→ **Job**: Can you retype every record below exactly as written?

______

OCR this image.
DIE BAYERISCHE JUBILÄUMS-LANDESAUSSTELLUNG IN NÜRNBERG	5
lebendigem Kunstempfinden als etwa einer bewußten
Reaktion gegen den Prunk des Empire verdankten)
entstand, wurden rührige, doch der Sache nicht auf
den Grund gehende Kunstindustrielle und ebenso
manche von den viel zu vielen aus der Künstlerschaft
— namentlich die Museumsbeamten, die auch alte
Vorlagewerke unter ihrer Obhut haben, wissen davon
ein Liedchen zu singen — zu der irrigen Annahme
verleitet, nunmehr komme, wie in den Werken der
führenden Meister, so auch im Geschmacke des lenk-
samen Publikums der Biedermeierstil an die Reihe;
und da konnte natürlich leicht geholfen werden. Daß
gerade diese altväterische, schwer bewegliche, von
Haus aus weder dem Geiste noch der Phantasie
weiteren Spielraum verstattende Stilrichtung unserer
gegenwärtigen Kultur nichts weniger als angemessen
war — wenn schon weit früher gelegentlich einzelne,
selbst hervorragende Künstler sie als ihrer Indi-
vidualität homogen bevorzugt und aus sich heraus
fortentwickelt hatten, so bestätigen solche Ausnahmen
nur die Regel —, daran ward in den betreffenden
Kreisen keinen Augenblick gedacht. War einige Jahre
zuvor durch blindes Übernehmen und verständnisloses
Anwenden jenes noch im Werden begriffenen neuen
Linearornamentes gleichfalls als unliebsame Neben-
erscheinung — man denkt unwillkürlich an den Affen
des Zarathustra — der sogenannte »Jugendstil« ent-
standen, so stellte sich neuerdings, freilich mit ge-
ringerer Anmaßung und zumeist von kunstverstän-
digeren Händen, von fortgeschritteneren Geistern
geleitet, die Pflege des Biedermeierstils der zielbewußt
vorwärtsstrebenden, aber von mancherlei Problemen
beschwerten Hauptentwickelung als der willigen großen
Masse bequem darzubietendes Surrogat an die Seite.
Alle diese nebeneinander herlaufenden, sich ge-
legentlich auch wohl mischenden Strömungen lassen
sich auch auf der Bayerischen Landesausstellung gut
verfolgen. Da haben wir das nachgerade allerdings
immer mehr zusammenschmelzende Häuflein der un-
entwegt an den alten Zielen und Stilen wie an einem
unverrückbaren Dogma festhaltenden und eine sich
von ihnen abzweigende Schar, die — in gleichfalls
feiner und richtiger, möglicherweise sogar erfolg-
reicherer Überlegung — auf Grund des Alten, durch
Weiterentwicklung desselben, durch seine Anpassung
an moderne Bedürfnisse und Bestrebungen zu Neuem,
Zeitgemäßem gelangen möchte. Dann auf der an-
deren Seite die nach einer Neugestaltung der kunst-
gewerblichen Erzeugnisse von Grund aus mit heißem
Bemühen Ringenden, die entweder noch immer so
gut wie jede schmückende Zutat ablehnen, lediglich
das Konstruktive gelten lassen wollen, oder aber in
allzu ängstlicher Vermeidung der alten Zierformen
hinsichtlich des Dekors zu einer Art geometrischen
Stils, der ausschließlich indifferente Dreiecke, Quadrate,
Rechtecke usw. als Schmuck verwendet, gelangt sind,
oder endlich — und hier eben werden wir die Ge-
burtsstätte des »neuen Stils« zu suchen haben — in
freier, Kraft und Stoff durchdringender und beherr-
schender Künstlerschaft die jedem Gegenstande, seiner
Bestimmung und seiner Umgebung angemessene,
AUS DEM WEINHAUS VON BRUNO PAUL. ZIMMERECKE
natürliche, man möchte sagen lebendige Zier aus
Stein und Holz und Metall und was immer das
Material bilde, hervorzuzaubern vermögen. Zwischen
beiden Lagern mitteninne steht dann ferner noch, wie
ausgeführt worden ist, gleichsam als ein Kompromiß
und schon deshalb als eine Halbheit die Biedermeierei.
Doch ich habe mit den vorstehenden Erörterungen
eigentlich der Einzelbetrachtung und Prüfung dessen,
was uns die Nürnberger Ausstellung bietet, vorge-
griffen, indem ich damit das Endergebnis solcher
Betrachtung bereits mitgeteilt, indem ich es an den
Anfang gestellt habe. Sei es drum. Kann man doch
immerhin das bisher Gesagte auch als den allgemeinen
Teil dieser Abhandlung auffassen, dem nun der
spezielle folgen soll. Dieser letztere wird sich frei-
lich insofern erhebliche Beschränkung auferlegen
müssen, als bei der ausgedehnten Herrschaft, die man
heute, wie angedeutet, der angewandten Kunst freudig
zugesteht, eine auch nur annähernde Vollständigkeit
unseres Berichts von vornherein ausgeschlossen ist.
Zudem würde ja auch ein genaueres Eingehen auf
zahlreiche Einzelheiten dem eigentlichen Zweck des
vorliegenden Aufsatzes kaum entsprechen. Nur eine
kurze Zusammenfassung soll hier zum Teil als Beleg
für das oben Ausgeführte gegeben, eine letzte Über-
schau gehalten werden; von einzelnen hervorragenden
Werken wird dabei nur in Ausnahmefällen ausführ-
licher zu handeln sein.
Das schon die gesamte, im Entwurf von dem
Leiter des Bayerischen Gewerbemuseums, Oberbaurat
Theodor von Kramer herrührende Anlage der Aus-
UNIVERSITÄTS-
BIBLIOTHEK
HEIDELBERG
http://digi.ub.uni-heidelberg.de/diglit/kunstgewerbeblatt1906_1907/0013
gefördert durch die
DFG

______

→ **Result for this exercise**:
OCR this image.
DIE BAYERISCHE JUBILÄUMS-LANDESAUSSTELLUNG IN NÜRNBERG	5
lebendigem Kunstempfinden als etwa einer bewußten
Reaktion gegen den Prunk des Empire verdankten)
entstand, wurden rührige, doch der Sache nicht auf
den Grund gehende Kunstindustrielle und ebenso
manche von den viel zu vielen aus der Künstlerschaft
— namentlich die Museumsbeamten, die auch alte
Vorlagewerke unter ihrer Obhut haben, wissen davon
ein Liedchen zu singen — zu der irrigen Annahme
verleitet, nunmehr komme, wie in den Werken der
führenden Meister, so auch im Geschmacke des lenk-
samen Publikums der Biedermeierstil an die Reihe;
und da konnte natürlich leicht geholfen werden. Daß
gerade diese altväterische, schwer bewegliche, von
Haus aus weder dem Geiste noch der Phantasie
weiteren Spielraum verstattende Stilrichtung unserer
gegenwärtigen Kultur nichts weniger als angemessen
war — wenn schon weit früher gelegentlich einzelne,
selbst hervorragende Künstler sie als ihrer Indi-
vidualität homogen bevorzugt und aus sich heraus
fortentwickelt hatten, so bestätigen solche Ausnahmen
nur die Regel —, daran ward in den betreffenden
Kreisen keinen Augenblick gedacht. War einige Jahre
zuvor durch blindes Übernehmen und verständnisloses
Anwenden jenes noch im Werden begriffenen neuen
Linearornamentes gleichfalls als unliebsame Neben-
erscheinung — man denkt unwillkürlich an den Affen
des Zarathustra — der sogenannte »Jugendstil« ent-
standen, so stellte sich neuerdings, freilich mit ge-
ringerer Anmaßung und zumeist von kunstverstän-
digeren Händen, von fortgeschritteneren Geistern
geleitet, die Pflege des Biedermeierstils der zielbewußt
vorwärtsstrebenden, aber von mancherlei Problemen
beschwerten Hauptentwickelung als der willigen großen
Masse bequem darzubietendes Surrogat an die Seite.
Alle diese nebeneinander herlaufenden, sich ge-
legentlich auch wohl mischenden Strömungen lassen
sich auch auf der Bayerischen Landesausstellung gut
verfolgen. Da haben wir das nachgerade allerdings
immer mehr zusammenschmelzende Häuflein der un-
entwegt an den alten Zielen und Stilen wie an einem
unverrückbaren Dogma festhaltenden und eine sich
von ihnen abzweigende Schar, die — in gleichfalls
feiner und richtiger, möglicherweise sogar erfolg-
reicherer Überlegung — auf Grund des Alten, durch
Weiterentwicklung desselben, durch seine Anpassung
an moderne Bedürfnisse und Bestrebungen zu Neuem,
Zeitgemäßem gelangen möchte. Dann auf der an-
deren Seite die nach einer Neugestaltung der kunst-
gewerblichen Erzeugnisse von Grund aus mit heißem
Bemühen Ringenden, die entweder noch immer so
gut wie jede schmückende Zutat ablehnen, lediglich
das Konstruktive gelten lassen wollen, oder aber in
allzu ängstlicher Vermeidung der alten Zierformen
hinsichtlich des Dekors zu einer Art geometrischen
Stils, der ausschließlich indifferente Dreiecke, Quadrate,
Rechtecke usw. als Schmuck verwendet, gelangt sind,
oder endlich — und hier eben werden wir die Ge-
burtsstätte des »neuen Stils« zu suchen haben — in
freier, Kraft und Stoff durchdringender und beherr-
schender Künstlerschaft die jedem Gegenstande, seiner
Bestimmung und seiner Umgebung angemessene,
AUS DEM WEINHAUS VON BRUNO PAUL. ZIMMERECKE
natürliche, man möchte sagen lebendige Zier aus
Stein und Holz und Metall und was immer das
Material bilde, hervorzuzaubern vermögen. Zwischen
beiden Lagern mitteninne steht dann ferner noch, wie
ausgeführt worden ist, gleichsam als ein Kompromiß
und schon deshalb als eine Halbheit die Biedermeierei.
Doch ich habe mit den vorstehenden Erörterungen
eigentlich der Einzelbetrachtung und Prüfung dessen,
was uns die Nürnberger Ausstellung bietet, vorge-
griffen, indem ich damit das Endergebnis solcher
Betrachtung bereits mitgeteilt, indem ich es an den
Anfang gestellt habe. Sei es drum. Kann man doch
immerhin das bisher Gesagte auch als den allgemeinen
Teil dieser Abhandlung auffassen, dem nun der
spezielle folgen soll. Dieser letztere wird sich frei-
lich insofern erhebliche Beschränkung auferlegen
müssen, als bei der ausgedehnten Herrschaft, die man
heute, wie angedeutet, der angewandten Kunst freudig
zugesteht, eine auch nur annähernde Vollständigkeit
unseres Berichts von vornherein ausgeschlossen ist.
Zudem würde ja auch ein genaueres Eingehen auf
zahlreiche Einzelheiten dem eigentlichen Zweck des
vorliegenden Aufsatzes kaum entsprechen. Nur eine
kurze Zusammenfassung soll hier zum Teil als Beleg
für das oben Ausgeführte gegeben, eine letzte Über-
schau gehalten werden; von einzelnen hervorragenden
Werken wird dabei nur in Ausnahmefällen ausführ-
licher zu handeln sein.
Das schon die gesamte, im Entwurf von dem
Leiter des Bayerischen Gewerbemuseums, Oberbaurat
Theodor von Kramer herrührende Anlage der Aus-
UNIVERSITÄTS-
BIBLIOTHEK
HEIDELBERG
http://digi.ub.uni-heidelberg.de/diglit/kunstgewerbeblatt1906_1907/0013
gefördert durch die
DFG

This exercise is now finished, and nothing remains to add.